» Given request
Wherever "this" appears in a line, copy that line.

**** Supplied material

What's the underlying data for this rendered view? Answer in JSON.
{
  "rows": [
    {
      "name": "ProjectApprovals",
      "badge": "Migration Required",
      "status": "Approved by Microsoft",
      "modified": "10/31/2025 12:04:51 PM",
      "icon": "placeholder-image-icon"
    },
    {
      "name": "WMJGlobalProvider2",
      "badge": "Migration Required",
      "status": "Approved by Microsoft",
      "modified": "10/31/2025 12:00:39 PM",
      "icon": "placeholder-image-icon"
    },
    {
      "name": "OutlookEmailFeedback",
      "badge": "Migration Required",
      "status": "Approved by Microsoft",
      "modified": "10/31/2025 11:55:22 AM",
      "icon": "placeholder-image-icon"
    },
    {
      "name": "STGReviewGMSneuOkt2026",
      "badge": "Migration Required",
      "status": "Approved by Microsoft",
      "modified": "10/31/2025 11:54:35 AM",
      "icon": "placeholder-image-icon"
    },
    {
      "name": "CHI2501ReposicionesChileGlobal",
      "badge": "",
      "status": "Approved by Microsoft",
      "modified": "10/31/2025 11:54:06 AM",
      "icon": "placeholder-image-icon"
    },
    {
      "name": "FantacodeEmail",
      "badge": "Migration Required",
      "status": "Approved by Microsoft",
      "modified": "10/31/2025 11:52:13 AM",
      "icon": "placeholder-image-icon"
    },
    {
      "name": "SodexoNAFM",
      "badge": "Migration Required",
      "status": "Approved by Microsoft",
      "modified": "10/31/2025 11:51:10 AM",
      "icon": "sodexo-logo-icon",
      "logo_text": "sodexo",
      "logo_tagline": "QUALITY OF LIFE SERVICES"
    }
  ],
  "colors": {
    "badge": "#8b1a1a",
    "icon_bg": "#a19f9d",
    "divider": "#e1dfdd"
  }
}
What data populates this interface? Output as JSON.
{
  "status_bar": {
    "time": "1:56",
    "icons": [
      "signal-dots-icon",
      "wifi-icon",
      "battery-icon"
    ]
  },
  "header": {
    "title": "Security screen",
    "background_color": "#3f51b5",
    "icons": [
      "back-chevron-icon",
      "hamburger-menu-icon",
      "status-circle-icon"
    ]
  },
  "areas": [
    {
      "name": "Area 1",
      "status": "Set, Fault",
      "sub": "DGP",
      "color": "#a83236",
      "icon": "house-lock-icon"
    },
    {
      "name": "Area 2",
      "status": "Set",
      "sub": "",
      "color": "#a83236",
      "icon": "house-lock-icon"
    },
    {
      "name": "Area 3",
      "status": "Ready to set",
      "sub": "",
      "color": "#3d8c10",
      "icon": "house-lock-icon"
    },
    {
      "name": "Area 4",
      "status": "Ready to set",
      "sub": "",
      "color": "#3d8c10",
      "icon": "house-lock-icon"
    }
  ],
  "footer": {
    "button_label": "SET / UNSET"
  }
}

********

» Task response
What's the underlying data for this rendered view? Answer in JSON.
What data populates this interface? Output as JSON.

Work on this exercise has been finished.